─── GIVEN ENTRIES
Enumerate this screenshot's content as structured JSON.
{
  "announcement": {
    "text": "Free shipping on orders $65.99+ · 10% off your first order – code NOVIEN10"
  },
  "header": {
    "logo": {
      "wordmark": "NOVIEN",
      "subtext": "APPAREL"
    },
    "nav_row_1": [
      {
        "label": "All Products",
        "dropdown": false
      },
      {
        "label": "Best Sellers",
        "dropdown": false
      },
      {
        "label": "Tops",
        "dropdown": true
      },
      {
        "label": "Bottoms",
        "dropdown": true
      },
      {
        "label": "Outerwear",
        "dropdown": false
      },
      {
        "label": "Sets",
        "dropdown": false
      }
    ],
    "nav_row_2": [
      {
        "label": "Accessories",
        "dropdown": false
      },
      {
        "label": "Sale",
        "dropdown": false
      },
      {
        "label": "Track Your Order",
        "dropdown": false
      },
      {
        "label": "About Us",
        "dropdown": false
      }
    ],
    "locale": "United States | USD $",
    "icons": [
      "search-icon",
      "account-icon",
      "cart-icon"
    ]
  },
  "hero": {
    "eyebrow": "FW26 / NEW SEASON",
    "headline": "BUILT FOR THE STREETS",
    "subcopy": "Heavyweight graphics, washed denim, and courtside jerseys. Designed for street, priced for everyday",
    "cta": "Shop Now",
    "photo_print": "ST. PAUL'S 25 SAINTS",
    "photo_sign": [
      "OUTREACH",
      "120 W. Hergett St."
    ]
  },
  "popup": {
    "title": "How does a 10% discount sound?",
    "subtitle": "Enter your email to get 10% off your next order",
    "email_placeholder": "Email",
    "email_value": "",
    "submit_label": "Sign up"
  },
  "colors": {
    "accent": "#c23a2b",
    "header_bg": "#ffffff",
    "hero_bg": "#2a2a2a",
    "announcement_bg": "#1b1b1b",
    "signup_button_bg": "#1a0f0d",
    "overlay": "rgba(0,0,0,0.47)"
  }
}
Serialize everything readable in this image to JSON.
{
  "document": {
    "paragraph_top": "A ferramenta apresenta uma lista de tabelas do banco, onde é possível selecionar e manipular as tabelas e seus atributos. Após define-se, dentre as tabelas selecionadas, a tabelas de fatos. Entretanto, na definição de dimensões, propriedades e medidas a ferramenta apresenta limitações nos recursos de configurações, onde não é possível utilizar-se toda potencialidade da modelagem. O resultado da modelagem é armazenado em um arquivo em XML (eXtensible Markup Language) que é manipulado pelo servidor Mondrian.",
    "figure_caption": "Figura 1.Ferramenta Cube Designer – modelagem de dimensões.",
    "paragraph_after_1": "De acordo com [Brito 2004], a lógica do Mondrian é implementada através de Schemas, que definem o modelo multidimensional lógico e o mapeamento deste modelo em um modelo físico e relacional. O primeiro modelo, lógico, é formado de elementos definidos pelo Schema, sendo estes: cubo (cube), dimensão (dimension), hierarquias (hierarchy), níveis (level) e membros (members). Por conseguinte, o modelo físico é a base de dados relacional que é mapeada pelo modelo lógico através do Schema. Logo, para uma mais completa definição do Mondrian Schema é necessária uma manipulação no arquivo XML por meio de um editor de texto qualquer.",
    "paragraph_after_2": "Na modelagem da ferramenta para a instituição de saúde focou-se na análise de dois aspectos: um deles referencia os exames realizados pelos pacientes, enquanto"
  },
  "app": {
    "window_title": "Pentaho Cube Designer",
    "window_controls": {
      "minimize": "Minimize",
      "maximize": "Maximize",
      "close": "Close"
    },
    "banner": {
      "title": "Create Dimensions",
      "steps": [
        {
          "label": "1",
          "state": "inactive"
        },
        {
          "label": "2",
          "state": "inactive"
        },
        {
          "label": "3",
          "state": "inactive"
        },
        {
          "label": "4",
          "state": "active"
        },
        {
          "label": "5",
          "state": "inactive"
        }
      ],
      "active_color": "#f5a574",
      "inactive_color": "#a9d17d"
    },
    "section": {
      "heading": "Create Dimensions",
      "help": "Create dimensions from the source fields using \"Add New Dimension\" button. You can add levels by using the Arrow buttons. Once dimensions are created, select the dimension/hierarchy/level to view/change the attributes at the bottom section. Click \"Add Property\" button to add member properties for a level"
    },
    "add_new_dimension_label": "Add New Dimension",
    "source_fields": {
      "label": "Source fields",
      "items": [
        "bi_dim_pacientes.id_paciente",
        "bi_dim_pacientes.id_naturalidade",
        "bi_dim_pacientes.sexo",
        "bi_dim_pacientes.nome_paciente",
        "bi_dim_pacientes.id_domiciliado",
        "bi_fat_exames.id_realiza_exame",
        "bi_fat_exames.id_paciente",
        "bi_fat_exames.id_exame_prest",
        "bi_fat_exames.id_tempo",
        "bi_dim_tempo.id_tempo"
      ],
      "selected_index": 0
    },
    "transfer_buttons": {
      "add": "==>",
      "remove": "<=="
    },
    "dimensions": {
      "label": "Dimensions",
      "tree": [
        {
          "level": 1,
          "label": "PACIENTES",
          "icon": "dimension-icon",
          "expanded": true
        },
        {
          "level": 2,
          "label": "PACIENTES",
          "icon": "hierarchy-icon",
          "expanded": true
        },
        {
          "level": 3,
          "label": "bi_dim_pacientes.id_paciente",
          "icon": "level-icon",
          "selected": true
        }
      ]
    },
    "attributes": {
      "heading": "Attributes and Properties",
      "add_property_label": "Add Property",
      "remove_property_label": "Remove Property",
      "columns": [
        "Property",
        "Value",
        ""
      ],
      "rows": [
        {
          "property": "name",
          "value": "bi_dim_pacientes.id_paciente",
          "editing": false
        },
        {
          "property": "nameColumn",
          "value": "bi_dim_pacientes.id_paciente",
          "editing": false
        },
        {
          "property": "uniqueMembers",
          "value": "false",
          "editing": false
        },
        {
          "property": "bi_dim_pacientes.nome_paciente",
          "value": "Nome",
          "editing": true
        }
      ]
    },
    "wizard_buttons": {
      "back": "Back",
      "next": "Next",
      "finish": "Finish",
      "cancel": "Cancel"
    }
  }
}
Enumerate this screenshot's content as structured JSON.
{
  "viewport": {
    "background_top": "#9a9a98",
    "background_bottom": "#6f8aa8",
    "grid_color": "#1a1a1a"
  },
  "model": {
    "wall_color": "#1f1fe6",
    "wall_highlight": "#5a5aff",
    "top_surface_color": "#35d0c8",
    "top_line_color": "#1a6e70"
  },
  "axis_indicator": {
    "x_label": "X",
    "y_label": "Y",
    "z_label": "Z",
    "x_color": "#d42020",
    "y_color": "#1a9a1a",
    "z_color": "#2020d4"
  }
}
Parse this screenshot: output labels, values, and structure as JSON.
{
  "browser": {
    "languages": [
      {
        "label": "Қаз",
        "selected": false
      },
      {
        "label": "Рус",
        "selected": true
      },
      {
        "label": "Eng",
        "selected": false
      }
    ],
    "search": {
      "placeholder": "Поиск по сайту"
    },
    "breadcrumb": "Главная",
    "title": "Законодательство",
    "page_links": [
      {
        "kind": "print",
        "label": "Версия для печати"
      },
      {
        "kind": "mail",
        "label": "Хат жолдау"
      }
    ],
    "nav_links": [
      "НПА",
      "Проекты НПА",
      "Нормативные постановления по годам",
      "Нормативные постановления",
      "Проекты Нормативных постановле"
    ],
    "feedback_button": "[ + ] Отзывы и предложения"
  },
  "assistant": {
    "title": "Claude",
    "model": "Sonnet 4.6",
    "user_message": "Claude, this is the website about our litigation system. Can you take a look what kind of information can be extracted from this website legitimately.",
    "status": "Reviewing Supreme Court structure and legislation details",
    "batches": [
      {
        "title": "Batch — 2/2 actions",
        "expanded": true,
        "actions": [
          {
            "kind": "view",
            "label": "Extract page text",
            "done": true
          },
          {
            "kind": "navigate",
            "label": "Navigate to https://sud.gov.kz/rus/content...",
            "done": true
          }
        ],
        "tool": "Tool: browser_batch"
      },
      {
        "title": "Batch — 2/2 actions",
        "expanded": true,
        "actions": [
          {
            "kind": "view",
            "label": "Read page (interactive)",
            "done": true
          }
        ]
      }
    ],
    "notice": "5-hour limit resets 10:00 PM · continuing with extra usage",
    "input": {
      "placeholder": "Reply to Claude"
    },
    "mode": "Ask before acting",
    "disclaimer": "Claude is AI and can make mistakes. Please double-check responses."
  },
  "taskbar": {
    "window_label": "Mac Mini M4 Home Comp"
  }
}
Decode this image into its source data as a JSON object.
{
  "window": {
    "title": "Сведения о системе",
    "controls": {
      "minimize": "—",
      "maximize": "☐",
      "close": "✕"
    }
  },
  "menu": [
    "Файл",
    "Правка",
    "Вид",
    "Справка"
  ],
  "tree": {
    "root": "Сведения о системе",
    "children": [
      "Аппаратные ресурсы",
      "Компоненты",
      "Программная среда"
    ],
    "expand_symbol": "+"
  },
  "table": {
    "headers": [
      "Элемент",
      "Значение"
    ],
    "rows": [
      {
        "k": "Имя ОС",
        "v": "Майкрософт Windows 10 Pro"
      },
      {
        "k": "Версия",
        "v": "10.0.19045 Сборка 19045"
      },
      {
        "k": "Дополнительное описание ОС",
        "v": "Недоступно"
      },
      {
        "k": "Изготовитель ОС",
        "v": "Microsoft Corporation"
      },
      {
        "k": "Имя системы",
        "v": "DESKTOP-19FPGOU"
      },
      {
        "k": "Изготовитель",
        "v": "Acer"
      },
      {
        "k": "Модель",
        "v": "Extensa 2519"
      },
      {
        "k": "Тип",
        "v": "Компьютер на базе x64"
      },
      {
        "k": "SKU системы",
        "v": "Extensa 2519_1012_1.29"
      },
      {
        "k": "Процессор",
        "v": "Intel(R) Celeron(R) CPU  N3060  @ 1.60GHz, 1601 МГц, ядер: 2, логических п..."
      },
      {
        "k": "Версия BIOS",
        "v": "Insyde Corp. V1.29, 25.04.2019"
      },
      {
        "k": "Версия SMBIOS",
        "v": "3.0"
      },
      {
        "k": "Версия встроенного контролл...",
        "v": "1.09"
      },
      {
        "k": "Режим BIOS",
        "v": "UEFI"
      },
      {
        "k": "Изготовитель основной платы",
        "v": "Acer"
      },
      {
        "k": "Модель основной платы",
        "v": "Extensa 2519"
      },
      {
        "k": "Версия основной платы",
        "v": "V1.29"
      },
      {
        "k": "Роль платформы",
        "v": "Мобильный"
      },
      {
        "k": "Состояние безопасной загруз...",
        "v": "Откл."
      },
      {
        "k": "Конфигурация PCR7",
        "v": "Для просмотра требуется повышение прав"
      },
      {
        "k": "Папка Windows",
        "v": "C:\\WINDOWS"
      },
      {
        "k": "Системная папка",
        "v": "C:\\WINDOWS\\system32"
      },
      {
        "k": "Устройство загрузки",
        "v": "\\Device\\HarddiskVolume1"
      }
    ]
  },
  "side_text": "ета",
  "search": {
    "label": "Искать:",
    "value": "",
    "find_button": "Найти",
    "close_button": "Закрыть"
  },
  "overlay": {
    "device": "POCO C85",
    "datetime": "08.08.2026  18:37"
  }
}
──────
**TASK TO CARRY OUT**. Return every line in the listing that contains the word "Сведения".

**REPLY TO THE EXERCISE**.
    "title": "Сведения о системе",
    "root": "Сведения о системе",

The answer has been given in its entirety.